◆ **Given request**:
Across the listing below, count the lines that mention the string "пункта". Reply with the figure only.

* Begin Material provided *

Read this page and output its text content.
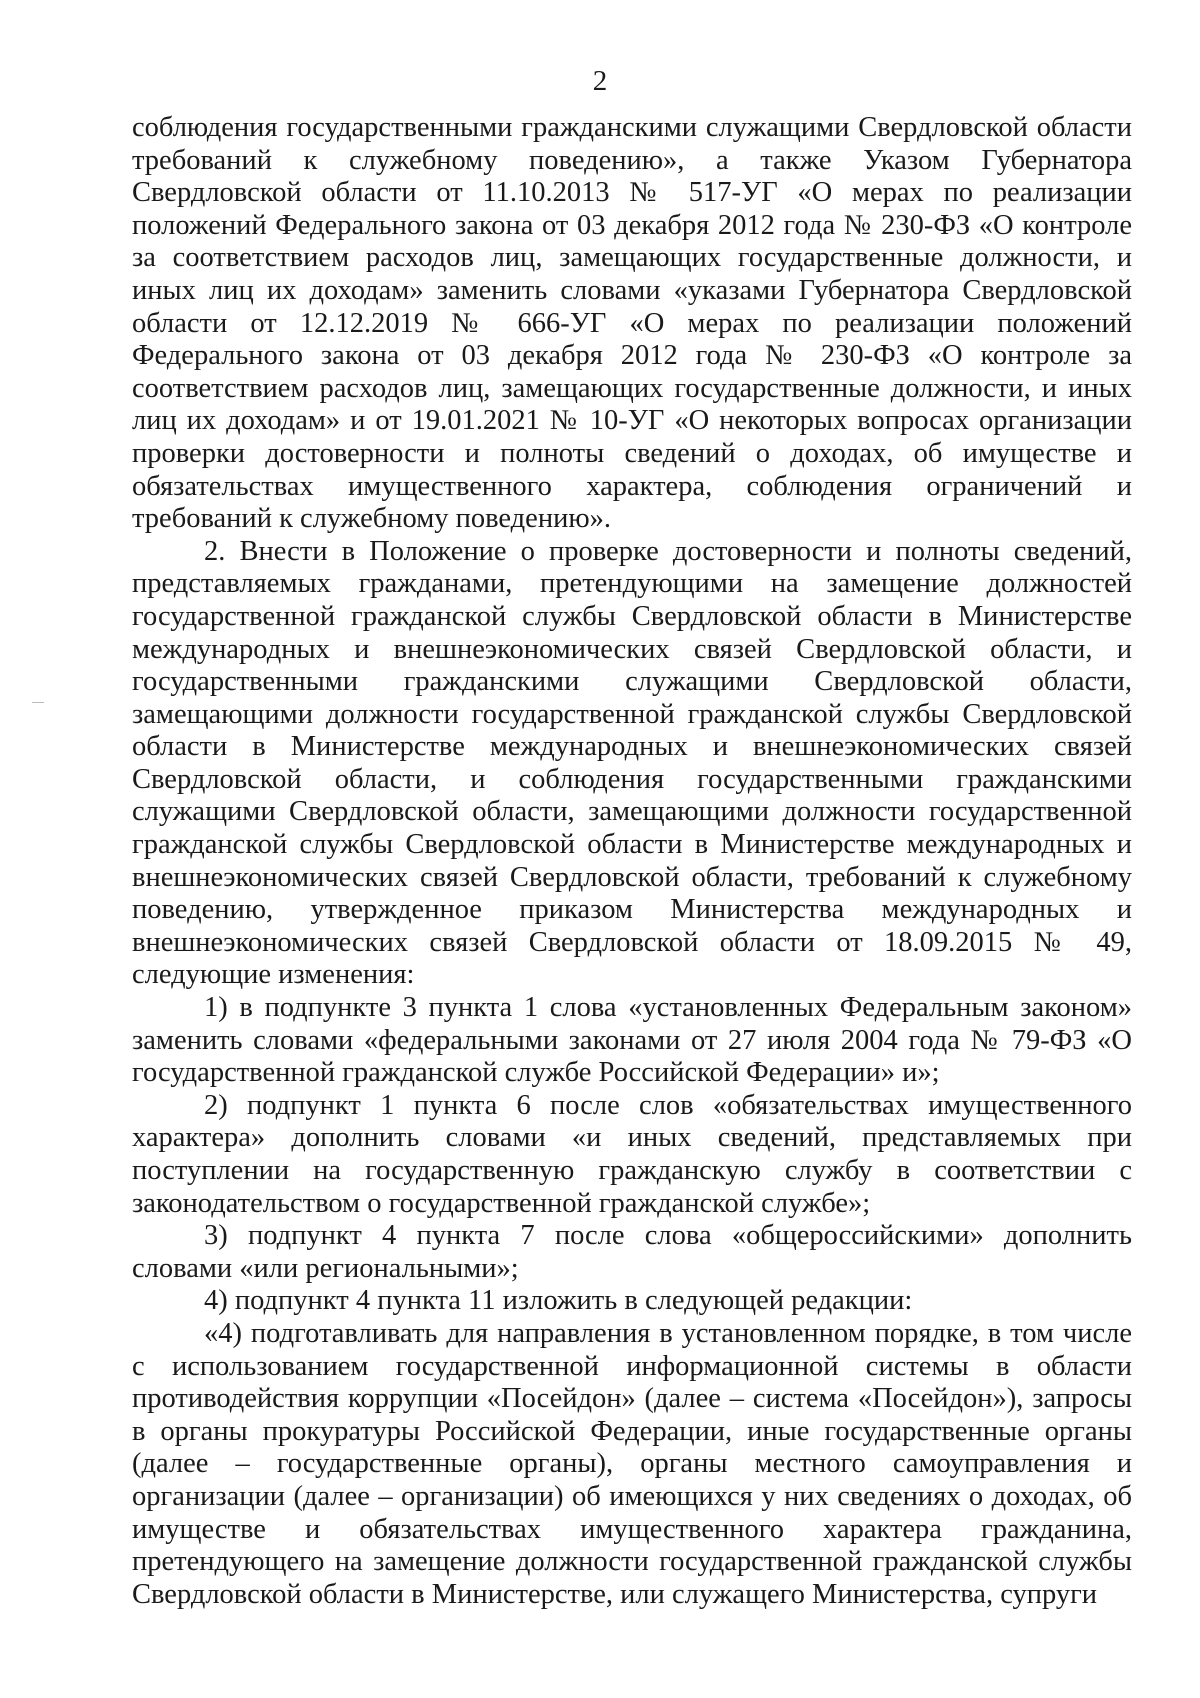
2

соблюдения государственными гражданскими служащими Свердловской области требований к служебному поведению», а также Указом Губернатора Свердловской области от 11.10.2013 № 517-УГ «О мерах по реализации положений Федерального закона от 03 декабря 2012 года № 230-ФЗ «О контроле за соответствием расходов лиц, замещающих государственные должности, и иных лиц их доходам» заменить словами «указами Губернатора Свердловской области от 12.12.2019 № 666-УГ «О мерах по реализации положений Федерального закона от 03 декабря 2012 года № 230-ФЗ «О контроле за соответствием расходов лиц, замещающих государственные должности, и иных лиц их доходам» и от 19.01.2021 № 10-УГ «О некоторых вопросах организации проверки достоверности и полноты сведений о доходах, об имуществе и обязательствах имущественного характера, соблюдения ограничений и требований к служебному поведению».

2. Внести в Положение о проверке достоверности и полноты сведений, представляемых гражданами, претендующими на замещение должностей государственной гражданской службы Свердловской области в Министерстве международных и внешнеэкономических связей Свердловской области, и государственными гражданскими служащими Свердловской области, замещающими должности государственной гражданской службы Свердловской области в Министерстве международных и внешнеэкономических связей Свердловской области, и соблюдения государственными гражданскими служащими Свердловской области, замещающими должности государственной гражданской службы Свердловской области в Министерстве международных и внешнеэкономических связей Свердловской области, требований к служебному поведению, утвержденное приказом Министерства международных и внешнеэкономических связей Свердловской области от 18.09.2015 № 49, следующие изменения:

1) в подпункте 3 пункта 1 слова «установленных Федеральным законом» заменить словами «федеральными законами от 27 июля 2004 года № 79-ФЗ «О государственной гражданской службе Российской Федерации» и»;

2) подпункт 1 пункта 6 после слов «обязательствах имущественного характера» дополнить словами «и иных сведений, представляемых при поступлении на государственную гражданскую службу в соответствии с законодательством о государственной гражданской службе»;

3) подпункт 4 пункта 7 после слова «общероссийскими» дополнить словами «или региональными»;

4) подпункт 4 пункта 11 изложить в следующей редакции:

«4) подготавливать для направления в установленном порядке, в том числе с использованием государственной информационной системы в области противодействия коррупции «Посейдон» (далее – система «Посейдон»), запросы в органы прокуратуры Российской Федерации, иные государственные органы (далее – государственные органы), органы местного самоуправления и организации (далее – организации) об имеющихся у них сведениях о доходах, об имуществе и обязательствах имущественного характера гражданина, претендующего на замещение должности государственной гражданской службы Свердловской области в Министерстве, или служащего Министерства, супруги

* End Material provided *
* Begin Material provided *

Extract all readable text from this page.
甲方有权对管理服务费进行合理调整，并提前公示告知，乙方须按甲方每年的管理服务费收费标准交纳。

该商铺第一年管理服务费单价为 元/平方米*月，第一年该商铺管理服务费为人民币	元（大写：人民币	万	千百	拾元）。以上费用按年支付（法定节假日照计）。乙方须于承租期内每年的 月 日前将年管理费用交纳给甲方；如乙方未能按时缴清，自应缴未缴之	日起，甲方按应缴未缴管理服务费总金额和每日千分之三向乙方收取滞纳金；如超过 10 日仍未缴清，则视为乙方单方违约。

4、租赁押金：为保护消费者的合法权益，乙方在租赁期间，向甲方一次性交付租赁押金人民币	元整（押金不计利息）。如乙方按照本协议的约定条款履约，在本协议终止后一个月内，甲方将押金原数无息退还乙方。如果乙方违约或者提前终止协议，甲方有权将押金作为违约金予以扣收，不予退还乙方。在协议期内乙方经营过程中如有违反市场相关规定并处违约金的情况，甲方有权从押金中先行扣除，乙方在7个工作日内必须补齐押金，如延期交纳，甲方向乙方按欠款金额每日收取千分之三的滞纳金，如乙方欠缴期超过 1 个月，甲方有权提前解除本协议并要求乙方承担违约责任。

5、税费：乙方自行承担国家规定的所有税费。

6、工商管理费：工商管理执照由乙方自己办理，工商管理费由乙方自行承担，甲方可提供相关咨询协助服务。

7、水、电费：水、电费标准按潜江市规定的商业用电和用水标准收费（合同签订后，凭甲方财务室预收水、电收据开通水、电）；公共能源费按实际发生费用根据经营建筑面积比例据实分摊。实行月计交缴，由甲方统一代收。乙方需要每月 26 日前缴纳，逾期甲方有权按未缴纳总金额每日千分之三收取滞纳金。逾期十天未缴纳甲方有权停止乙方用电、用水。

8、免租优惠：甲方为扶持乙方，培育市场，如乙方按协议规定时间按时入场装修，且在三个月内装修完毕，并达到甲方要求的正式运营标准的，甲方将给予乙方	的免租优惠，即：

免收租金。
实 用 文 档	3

* End Material provided *

◆ **The result**:
4